■ Instruction
Can all of these lines be returned exactly?

========================================================================

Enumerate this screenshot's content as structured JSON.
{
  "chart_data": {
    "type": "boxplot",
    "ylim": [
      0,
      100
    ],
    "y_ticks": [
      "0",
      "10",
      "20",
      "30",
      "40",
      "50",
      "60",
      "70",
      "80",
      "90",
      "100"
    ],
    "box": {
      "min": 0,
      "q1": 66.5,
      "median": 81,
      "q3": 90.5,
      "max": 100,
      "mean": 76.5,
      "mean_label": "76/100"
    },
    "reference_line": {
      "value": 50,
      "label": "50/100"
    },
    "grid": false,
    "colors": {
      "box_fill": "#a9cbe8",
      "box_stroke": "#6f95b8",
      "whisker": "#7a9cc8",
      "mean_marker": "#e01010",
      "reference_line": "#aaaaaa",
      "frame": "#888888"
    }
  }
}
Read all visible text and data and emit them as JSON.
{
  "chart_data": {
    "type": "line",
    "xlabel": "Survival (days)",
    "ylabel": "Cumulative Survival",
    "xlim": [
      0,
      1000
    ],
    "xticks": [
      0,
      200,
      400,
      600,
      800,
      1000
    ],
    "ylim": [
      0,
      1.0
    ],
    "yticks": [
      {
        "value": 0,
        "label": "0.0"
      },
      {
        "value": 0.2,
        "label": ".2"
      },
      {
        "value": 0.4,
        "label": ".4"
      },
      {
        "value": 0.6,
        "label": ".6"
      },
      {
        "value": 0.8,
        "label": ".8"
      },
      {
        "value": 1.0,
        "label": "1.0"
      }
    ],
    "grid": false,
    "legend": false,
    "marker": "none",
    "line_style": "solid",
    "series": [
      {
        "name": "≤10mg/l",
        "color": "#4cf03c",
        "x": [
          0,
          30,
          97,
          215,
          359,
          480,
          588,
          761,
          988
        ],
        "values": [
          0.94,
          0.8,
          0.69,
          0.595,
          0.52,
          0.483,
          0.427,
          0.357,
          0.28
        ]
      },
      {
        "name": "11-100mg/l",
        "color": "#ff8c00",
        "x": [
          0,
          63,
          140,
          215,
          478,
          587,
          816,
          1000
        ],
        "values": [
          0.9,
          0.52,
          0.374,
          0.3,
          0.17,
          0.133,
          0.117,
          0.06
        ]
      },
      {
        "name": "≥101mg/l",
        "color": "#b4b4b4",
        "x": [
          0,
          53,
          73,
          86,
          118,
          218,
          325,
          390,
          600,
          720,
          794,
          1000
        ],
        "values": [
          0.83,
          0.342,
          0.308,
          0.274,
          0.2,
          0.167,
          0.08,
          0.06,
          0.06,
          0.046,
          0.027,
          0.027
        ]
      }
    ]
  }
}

========================================================================

■ Exercise solution
Enumerate this screenshot's content as structured JSON.
{
  "chart_data": {
    "type": "boxplot",
    "ylim": [
      0,
      100
    ],
    "y_ticks": [
      "0",
      "10",
      "20",
      "30",
      "40",
      "50",
      "60",
      "70",
      "80",
      "90",
      "100"
    ],
    "box": {
      "min": 0,
      "q1": 66.5,
      "median": 81,
      "q3": 90.5,
      "max": 100,
      "mean": 76.5,
      "mean_label": "76/100"
    },
    "reference_line": {
      "value": 50,
      "label": "50/100"
    },
    "grid": false,
    "colors": {
      "box_fill": "#a9cbe8",
      "box_stroke": "#6f95b8",
      "whisker": "#7a9cc8",
      "mean_marker": "#e01010",
      "reference_line": "#aaaaaa",
      "frame": "#888888"
    }
  }
}
Read all visible text and data and emit them as JSON.
{
  "chart_data": {
    "type": "line",
    "xlabel": "Survival (days)",
    "ylabel": "Cumulative Survival",
    "xlim": [
      0,
      1000
    ],
    "xticks": [
      0,
      200,
      400,
      600,
      800,
      1000
    ],
    "ylim": [
      0,
      1.0
    ],
    "yticks": [
      {
        "value": 0,
        "label": "0.0"
      },
      {
        "value": 0.2,
        "label": ".2"
      },
      {
        "value": 0.4,
        "label": ".4"
      },
      {
        "value": 0.6,
        "label": ".6"
      },
      {
        "value": 0.8,
        "label": ".8"
      },
      {
        "value": 1.0,
        "label": "1.0"
      }
    ],
    "grid": false,
    "legend": false,
    "marker": "none",
    "line_style": "solid",
    "series": [
      {
        "name": "≤10mg/l",
        "color": "#4cf03c",
        "x": [
          0,
          30,
          97,
          215,
          359,
          480,
          588,
          761,
          988
        ],
        "values": [
          0.94,
          0.8,
          0.69,
          0.595,
          0.52,
          0.483,
          0.427,
          0.357,
          0.28
        ]
      },
      {
        "name": "11-100mg/l",
        "color": "#ff8c00",
        "x": [
          0,
          63,
          140,
          215,
          478,
          587,
          816,
          1000
        ],
        "values": [
          0.9,
          0.52,
          0.374,
          0.3,
          0.17,
          0.133,
          0.117,
          0.06
        ]
      },
      {
        "name": "≥101mg/l",
        "color": "#b4b4b4",
        "x": [
          0,
          53,
          73,
          86,
          118,
          218,
          325,
          390,
          600,
          720,
          794,
          1000
        ],
        "values": [
          0.83,
          0.342,
          0.308,
          0.274,
          0.2,
          0.167,
          0.08,
          0.06,
          0.06,
          0.046,
          0.027,
          0.027
        ]
      }
    ]
  }
}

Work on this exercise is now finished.